▶ **TASK PROMPT**: Return only these lines: the one that contains "Give me the" and every line after it through the end of the listing, exactly, without pictures.

▶ **DATA PROVIDED**:
━━━━━━━━

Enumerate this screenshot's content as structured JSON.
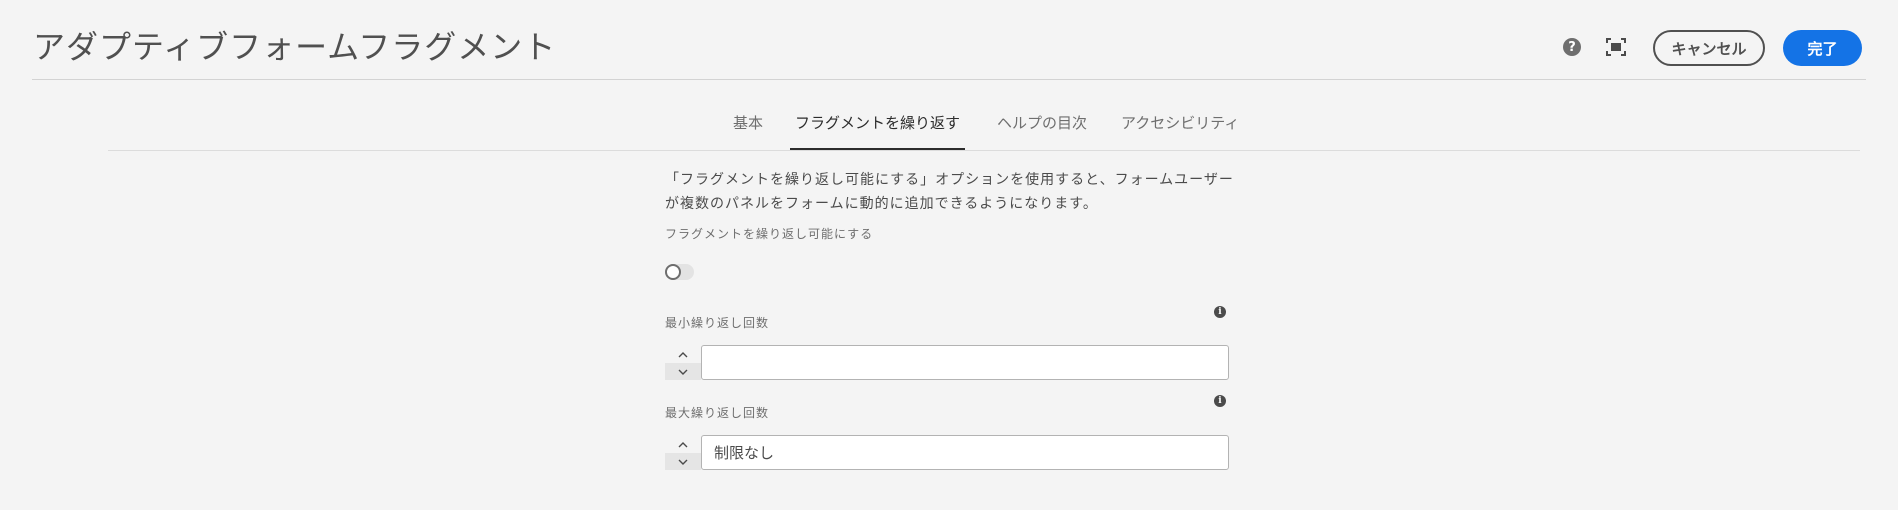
{
  "header": {
    "title": "アダプティブフォームフラグメント",
    "cancel_label": "キャンセル",
    "done_label": "完了",
    "help_glyph": "?"
  },
  "tabs": [
    {
      "label": "基本",
      "active": false
    },
    {
      "label": "フラグメントを繰り返す",
      "active": true
    },
    {
      "label": "ヘルプの目次",
      "active": false
    },
    {
      "label": "アクセシビリティ",
      "active": false
    }
  ],
  "panel": {
    "description": "「フラグメントを繰り返し可能にする」オプションを使用すると、フォームユーザーが複数のパネルをフォームに動的に追加できるようになります。",
    "repeat_toggle_label": "フラグメントを繰り返し可能にする",
    "repeat_toggle_on": false,
    "min": {
      "label": "最小繰り返し回数",
      "value": "",
      "placeholder": ""
    },
    "max": {
      "label": "最大繰り返し回数",
      "value": "",
      "placeholder": "制限なし"
    },
    "info_glyph": "i"
  }
}
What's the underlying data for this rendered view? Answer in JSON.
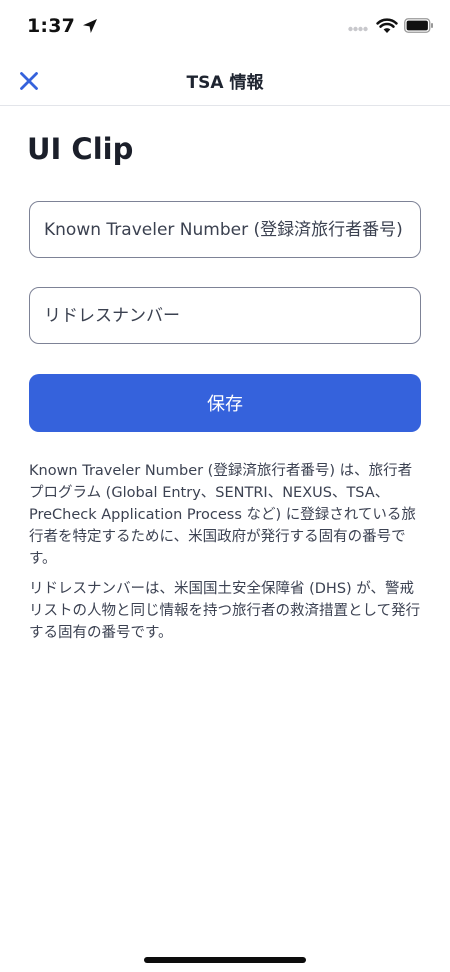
{
  "status_bar": {
    "time": "1:37"
  },
  "nav": {
    "title": "TSA 情報",
    "close_icon": "close-icon",
    "accent_color": "#3562dc"
  },
  "page": {
    "title": "UI Clip"
  },
  "fields": {
    "known_traveler_placeholder": "Known Traveler Number (登録済旅行者番号)",
    "redress_placeholder": "リドレスナンバー"
  },
  "save_button": {
    "label": "保存"
  },
  "descriptions": {
    "known_traveler": "Known Traveler Number (登録済旅行者番号) は、旅行者プログラム (Global Entry、SENTRI、NEXUS、TSA、PreCheck Application Process など) に登録されている旅行者を特定するために、米国政府が発行する固有の番号です。",
    "redress": "リドレスナンバーは、米国国土安全保障省 (DHS) が、警戒リストの人物と同じ情報を持つ旅行者の救済措置として発行する固有の番号です。"
  }
}
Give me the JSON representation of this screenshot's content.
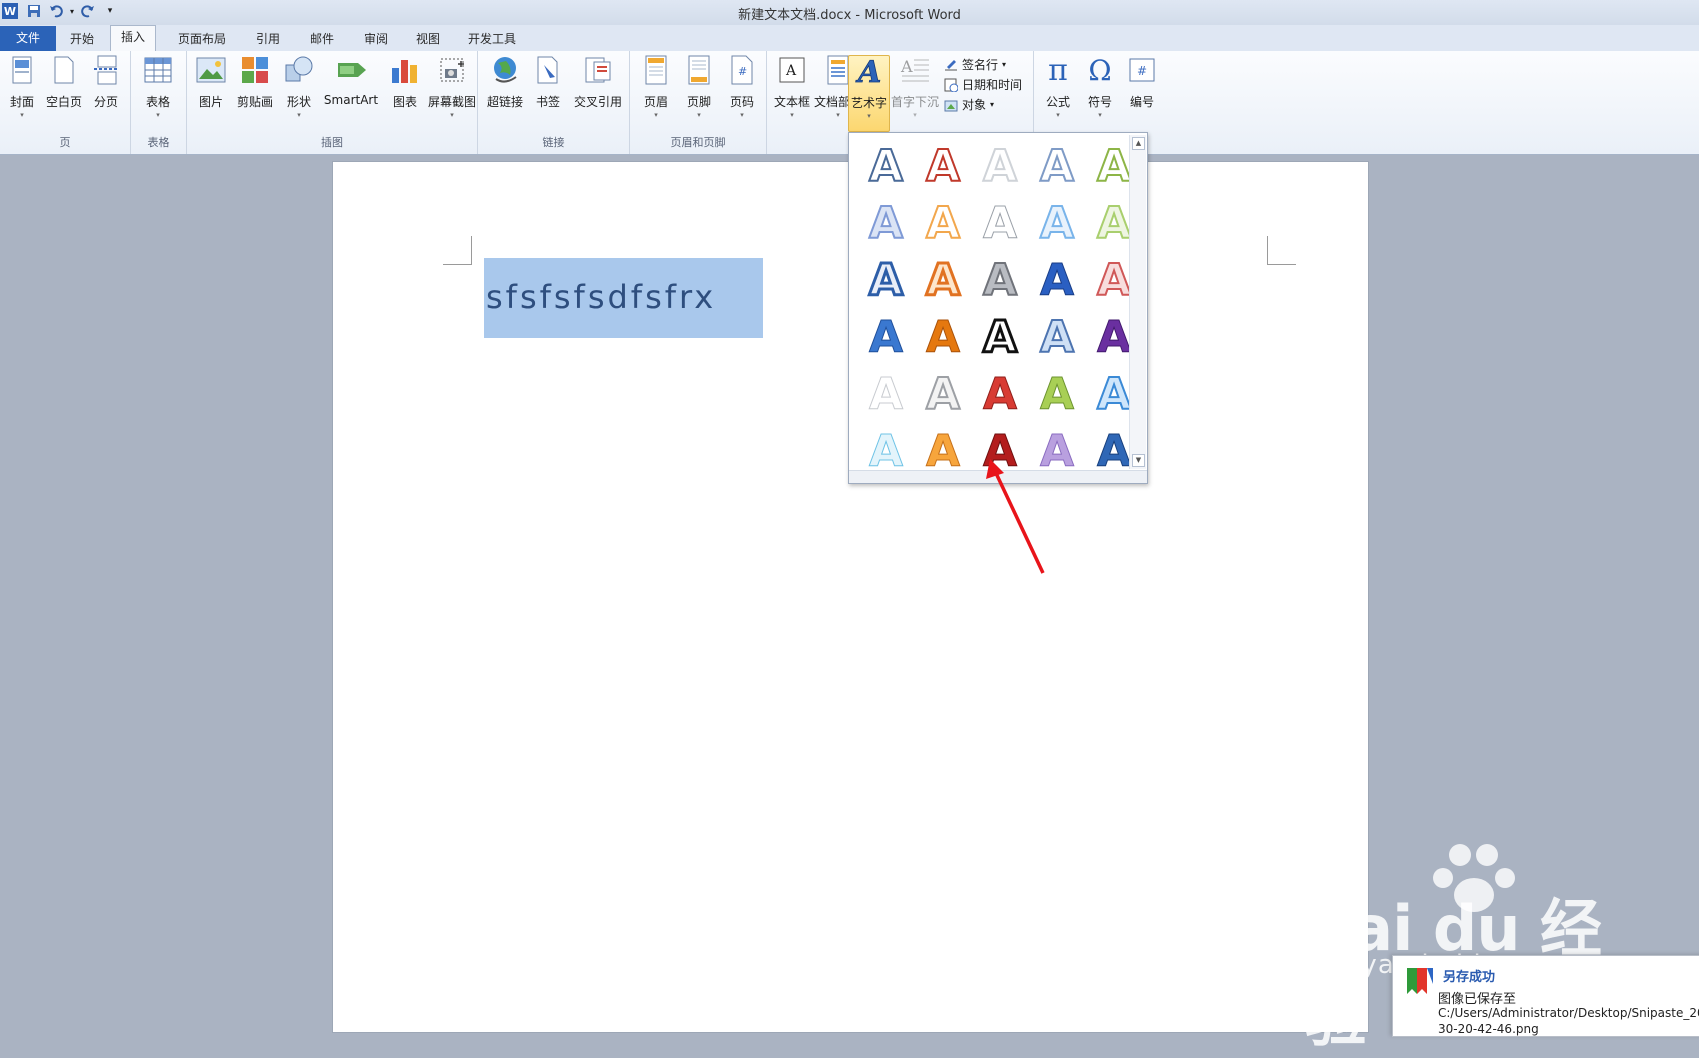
{
  "window": {
    "title": "新建文本文档.docx  -  Microsoft Word"
  },
  "tabs": [
    "文件",
    "开始",
    "插入",
    "页面布局",
    "引用",
    "邮件",
    "审阅",
    "视图",
    "开发工具"
  ],
  "ribbon": {
    "groups": {
      "page": {
        "label": "页",
        "buttons": [
          "封面",
          "空白页",
          "分页"
        ]
      },
      "table": {
        "label": "表格",
        "buttons": [
          "表格"
        ]
      },
      "illustrations": {
        "label": "插图",
        "buttons": [
          "图片",
          "剪贴画",
          "形状",
          "SmartArt",
          "图表",
          "屏幕截图"
        ]
      },
      "links": {
        "label": "链接",
        "buttons": [
          "超链接",
          "书签",
          "交叉引用"
        ]
      },
      "header_footer": {
        "label": "页眉和页脚",
        "buttons": [
          "页眉",
          "页脚",
          "页码"
        ]
      },
      "text": {
        "buttons": [
          "文本框",
          "文档部件",
          "艺术字",
          "首字下沉"
        ],
        "small": [
          "签名行",
          "日期和时间",
          "对象"
        ]
      },
      "symbols": {
        "buttons": [
          "公式",
          "符号",
          "编号"
        ]
      }
    }
  },
  "document": {
    "selected_text": "sfsfsfsdfsfrx"
  },
  "wordart_gallery": {
    "glyph": "A",
    "selected_style": "row 6, column 3"
  },
  "toast": {
    "title": "另存成功",
    "message": "图像已保存至",
    "path_line1": "C:/Users/Administrator/Desktop/Snipaste_20",
    "path_line2": "30-20-42-46.png"
  },
  "watermark": {
    "logo_text": "Bai du 经验",
    "url": "jingyan.baidu.com"
  }
}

━━━━━━━━

▶ **EXERCISE RESPONSE**:
Give me the JSON representation of this screenshot's content.
{
  "window": {
    "title": "新建文本文档.docx  -  Microsoft Word"
  },
  "tabs": [
    "文件",
    "开始",
    "插入",
    "页面布局",
    "引用",
    "邮件",
    "审阅",
    "视图",
    "开发工具"
  ],
  "ribbon": {
    "groups": {
      "page": {
        "label": "页",
        "buttons": [
          "封面",
          "空白页",
          "分页"
        ]
      },
      "table": {
        "label": "表格",
        "buttons": [
          "表格"
        ]
      },
      "illustrations": {
        "label": "插图",
        "buttons": [
          "图片",
          "剪贴画",
          "形状",
          "SmartArt",
          "图表",
          "屏幕截图"
        ]
      },
      "links": {
        "label": "链接",
        "buttons": [
          "超链接",
          "书签",
          "交叉引用"
        ]
      },
      "header_footer": {
        "label": "页眉和页脚",
        "buttons": [
          "页眉",
          "页脚",
          "页码"
        ]
      },
      "text": {
        "buttons": [
          "文本框",
          "文档部件",
          "艺术字",
          "首字下沉"
        ],
        "small": [
          "签名行",
          "日期和时间",
          "对象"
        ]
      },
      "symbols": {
        "buttons": [
          "公式",
          "符号",
          "编号"
        ]
      }
    }
  },
  "document": {
    "selected_text": "sfsfsfsdfsfrx"
  },
  "wordart_gallery": {
    "glyph": "A",
    "selected_style": "row 6, column 3"
  },
  "toast": {
    "title": "另存成功",
    "message": "图像已保存至",
    "path_line1": "C:/Users/Administrator/Desktop/Snipaste_20",
    "path_line2": "30-20-42-46.png"
  },
  "watermark": {
    "logo_text": "Bai du 经验",
    "url": "jingyan.baidu.com"
  }
}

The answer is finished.